*REQUIRED TASK:* All lines from the one with "Decode this image" to the end need to be copied exactly, with nothing before them.

*SOURCE DATA:*
★ ★ ★

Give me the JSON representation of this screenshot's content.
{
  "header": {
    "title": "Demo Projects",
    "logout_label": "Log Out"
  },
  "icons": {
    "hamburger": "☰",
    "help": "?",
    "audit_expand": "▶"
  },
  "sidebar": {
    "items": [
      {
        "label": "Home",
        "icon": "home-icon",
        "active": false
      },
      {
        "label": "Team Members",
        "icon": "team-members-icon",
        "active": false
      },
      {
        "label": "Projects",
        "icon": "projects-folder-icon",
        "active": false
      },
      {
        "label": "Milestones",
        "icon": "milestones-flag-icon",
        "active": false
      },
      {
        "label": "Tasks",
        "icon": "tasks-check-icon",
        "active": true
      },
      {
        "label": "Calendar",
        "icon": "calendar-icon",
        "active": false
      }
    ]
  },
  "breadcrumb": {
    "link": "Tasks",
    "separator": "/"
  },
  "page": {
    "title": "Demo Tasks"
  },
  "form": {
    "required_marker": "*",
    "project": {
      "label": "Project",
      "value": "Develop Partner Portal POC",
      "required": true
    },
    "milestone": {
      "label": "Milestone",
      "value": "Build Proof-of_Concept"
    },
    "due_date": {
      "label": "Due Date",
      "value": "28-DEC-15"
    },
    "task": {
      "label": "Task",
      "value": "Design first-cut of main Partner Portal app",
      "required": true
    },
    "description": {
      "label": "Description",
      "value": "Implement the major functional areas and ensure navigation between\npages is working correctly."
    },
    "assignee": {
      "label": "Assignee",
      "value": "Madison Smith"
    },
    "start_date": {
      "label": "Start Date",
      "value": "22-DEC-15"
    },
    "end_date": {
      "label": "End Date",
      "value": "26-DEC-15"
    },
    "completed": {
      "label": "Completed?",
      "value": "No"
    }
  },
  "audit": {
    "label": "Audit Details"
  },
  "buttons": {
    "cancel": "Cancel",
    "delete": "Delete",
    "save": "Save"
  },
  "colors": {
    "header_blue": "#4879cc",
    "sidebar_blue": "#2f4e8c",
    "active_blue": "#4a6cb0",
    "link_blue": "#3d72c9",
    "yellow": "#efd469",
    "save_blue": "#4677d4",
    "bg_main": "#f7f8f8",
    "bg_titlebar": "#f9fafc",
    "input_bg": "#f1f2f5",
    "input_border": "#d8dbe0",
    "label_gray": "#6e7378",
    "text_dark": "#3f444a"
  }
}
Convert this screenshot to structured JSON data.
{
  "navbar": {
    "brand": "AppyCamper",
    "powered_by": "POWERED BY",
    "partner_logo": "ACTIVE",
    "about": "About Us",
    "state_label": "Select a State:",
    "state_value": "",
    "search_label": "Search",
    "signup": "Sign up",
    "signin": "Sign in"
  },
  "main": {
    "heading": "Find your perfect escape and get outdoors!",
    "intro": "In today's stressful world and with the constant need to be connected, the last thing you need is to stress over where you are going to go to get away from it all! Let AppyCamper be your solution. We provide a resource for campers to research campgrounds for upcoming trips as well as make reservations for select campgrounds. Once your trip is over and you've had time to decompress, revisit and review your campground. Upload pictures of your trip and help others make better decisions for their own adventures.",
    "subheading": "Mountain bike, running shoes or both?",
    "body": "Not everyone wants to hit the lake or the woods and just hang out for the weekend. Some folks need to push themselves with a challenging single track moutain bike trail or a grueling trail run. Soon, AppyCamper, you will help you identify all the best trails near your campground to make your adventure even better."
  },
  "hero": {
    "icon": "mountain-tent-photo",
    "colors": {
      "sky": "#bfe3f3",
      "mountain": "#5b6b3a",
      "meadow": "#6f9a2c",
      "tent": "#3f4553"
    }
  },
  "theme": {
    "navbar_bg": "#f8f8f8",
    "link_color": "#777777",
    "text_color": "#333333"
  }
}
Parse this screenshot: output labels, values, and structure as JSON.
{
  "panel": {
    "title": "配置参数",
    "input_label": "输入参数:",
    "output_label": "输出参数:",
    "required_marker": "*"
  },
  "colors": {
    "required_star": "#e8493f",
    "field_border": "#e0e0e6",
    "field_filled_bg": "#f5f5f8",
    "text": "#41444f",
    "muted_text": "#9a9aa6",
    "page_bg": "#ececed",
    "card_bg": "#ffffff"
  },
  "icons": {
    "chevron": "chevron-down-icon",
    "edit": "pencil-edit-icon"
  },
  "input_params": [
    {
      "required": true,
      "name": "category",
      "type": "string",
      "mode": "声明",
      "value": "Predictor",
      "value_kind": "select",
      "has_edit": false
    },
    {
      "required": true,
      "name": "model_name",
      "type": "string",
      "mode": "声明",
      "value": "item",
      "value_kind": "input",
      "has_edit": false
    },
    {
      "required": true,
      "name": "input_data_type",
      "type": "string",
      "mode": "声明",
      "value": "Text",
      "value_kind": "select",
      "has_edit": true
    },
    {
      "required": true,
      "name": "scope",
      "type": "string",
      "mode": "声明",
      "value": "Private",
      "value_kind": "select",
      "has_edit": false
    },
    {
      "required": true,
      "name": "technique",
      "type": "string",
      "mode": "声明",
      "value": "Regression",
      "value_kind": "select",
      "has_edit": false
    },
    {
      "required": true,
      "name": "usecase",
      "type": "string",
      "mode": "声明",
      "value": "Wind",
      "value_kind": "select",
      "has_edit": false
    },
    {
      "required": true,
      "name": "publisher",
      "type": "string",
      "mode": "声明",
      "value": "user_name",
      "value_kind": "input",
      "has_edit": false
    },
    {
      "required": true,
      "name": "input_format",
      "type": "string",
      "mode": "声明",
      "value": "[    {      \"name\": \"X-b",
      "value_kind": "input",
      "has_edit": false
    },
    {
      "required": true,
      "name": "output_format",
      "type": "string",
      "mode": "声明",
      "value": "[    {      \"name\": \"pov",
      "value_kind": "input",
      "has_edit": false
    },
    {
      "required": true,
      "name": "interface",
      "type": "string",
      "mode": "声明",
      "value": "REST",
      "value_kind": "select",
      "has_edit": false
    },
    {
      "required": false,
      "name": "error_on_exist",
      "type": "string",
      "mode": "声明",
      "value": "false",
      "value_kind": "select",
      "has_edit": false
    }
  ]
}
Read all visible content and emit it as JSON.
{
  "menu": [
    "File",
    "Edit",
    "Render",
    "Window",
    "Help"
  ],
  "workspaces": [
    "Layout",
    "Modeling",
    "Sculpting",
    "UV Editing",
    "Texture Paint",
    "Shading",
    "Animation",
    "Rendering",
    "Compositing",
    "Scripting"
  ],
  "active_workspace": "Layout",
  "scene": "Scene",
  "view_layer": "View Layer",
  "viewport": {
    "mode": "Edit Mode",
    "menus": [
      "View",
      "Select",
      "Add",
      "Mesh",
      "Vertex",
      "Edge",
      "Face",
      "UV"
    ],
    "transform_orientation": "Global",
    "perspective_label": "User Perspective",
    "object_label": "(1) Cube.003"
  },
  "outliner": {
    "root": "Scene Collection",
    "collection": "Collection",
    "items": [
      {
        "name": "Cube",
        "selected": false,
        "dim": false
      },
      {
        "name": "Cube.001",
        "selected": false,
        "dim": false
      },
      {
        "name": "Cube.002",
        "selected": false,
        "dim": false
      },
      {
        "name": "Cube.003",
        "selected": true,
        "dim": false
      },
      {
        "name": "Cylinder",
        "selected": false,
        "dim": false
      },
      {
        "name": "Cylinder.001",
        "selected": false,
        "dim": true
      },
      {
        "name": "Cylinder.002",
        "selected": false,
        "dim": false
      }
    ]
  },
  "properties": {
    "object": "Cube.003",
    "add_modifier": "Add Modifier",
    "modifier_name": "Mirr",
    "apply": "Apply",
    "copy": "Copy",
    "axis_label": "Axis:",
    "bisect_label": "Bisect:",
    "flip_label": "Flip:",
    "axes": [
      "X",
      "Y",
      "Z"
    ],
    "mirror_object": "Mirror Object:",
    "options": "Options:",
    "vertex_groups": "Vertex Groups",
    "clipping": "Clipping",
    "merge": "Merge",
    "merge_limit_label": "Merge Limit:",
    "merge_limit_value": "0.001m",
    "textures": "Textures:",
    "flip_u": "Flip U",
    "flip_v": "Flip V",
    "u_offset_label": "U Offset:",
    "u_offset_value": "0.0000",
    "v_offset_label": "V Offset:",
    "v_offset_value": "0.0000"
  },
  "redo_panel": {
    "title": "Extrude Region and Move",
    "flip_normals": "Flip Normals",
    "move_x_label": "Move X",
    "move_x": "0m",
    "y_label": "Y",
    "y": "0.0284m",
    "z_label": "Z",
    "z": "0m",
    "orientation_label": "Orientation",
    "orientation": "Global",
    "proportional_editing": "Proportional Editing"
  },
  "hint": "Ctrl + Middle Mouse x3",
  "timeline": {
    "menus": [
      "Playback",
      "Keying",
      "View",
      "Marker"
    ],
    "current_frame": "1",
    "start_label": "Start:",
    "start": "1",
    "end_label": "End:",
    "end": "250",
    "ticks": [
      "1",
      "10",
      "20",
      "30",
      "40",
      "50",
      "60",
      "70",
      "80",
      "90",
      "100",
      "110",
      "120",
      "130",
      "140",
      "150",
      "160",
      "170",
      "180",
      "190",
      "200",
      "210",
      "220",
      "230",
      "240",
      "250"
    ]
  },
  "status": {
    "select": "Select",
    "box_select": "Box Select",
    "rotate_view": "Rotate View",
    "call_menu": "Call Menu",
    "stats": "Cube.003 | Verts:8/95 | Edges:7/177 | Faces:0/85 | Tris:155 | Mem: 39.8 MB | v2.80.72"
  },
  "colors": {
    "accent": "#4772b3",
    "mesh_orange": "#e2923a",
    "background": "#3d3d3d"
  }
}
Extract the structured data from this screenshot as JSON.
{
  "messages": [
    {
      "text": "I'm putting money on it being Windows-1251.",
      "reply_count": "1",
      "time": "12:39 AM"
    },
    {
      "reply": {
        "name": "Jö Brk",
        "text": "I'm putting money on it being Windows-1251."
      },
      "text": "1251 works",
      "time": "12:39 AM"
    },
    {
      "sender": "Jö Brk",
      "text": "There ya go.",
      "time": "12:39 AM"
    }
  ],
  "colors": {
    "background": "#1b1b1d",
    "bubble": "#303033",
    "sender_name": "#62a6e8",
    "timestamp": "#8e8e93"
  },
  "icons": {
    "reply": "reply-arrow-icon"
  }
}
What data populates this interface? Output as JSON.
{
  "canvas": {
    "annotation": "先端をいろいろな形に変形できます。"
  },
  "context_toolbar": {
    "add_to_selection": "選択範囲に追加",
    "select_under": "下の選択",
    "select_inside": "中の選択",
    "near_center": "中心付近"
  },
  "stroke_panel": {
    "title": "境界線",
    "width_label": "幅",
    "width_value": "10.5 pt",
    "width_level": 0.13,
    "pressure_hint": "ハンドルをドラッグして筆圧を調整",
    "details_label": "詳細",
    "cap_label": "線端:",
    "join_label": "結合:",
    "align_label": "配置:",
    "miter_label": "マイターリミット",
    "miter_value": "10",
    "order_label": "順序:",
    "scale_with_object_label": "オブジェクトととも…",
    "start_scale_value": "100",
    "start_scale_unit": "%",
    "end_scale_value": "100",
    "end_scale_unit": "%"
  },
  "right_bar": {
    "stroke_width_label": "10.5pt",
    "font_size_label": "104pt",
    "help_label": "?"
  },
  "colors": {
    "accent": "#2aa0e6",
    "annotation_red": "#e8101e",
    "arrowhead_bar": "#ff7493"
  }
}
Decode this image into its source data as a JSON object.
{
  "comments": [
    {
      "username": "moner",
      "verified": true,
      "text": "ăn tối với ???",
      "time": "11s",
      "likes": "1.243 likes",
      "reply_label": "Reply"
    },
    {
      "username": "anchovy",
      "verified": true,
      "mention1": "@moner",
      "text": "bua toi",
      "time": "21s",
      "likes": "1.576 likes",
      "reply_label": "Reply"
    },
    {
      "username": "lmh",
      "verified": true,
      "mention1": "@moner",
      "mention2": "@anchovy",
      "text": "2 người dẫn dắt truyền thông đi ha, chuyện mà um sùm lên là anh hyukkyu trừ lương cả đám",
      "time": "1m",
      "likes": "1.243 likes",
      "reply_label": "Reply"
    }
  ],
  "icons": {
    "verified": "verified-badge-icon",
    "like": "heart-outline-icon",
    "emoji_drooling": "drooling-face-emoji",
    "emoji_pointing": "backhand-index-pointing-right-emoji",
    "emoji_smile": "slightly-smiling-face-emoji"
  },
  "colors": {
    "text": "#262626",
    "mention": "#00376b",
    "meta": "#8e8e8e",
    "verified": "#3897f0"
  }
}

★ ★ ★

*WORKED SOLUTION:*
Decode this image into its source data as a JSON object.
{
  "comments": [
    {
      "username": "moner",
      "verified": true,
      "text": "ăn tối với ???",
      "time": "11s",
      "likes": "1.243 likes",
      "reply_label": "Reply"
    },
    {
      "username": "anchovy",
      "verified": true,
      "mention1": "@moner",
      "text": "bua toi",
      "time": "21s",
      "likes": "1.576 likes",
      "reply_label": "Reply"
    },
    {
      "username": "lmh",
      "verified": true,
      "mention1": "@moner",
      "mention2": "@anchovy",
      "text": "2 người dẫn dắt truyền thông đi ha, chuyện mà um sùm lên là anh hyukkyu trừ lương cả đám",
      "time": "1m",
      "likes": "1.243 likes",
      "reply_label": "Reply"
    }
  ],
  "icons": {
    "verified": "verified-badge-icon",
    "like": "heart-outline-icon",
    "emoji_drooling": "drooling-face-emoji",
    "emoji_pointing": "backhand-index-pointing-right-emoji",
    "emoji_smile": "slightly-smiling-face-emoji"
  },
  "colors": {
    "text": "#262626",
    "mention": "#00376b",
    "meta": "#8e8e8e",
    "verified": "#3897f0"
  }
}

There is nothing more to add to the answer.